### The exercise
Consider the data that follows and state how many lines contain the string "حافظ", using the number alone.
# start of Dataset records
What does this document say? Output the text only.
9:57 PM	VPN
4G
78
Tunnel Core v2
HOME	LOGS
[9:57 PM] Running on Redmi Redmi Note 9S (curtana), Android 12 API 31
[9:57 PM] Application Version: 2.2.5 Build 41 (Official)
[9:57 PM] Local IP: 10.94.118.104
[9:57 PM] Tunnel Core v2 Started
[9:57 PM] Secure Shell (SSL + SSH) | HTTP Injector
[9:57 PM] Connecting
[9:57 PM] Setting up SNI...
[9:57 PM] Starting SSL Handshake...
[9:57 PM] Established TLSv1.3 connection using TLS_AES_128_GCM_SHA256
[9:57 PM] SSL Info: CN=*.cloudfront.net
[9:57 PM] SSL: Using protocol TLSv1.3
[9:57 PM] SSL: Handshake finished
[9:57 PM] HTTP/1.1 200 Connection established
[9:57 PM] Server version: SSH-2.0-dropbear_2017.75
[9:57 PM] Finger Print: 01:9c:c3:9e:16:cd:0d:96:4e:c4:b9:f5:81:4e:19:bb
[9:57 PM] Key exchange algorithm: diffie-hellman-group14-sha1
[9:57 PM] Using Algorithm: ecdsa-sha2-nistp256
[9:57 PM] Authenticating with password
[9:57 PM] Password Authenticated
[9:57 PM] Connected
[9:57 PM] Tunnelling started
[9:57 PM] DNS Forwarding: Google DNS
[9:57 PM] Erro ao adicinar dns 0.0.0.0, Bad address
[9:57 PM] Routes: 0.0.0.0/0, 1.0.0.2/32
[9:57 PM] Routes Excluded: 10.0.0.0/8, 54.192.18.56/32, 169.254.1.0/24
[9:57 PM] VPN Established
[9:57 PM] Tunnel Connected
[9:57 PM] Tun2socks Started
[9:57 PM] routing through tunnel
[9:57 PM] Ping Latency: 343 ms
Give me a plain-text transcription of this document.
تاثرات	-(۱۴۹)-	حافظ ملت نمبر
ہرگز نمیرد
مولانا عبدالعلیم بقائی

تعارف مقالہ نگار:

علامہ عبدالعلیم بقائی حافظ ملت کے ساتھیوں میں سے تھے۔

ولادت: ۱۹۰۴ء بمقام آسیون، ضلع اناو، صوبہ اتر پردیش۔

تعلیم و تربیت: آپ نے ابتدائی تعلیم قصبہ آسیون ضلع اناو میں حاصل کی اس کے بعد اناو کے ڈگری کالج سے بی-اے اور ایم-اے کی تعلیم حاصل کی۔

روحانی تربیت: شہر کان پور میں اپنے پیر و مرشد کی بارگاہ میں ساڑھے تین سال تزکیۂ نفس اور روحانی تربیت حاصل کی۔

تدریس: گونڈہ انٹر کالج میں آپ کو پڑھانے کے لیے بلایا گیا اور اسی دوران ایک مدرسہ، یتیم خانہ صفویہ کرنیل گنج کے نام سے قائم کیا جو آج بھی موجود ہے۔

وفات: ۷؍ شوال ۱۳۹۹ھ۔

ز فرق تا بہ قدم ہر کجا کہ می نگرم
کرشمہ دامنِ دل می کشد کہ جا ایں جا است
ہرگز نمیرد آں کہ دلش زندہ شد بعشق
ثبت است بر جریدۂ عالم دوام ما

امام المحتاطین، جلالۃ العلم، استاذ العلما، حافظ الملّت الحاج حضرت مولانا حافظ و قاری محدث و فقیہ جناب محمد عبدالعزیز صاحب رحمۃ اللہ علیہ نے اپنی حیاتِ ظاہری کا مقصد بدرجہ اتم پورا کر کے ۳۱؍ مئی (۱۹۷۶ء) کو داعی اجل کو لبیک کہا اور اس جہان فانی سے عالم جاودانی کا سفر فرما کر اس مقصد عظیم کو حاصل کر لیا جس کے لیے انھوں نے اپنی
# end of Dataset records
### Answer to the exercise
3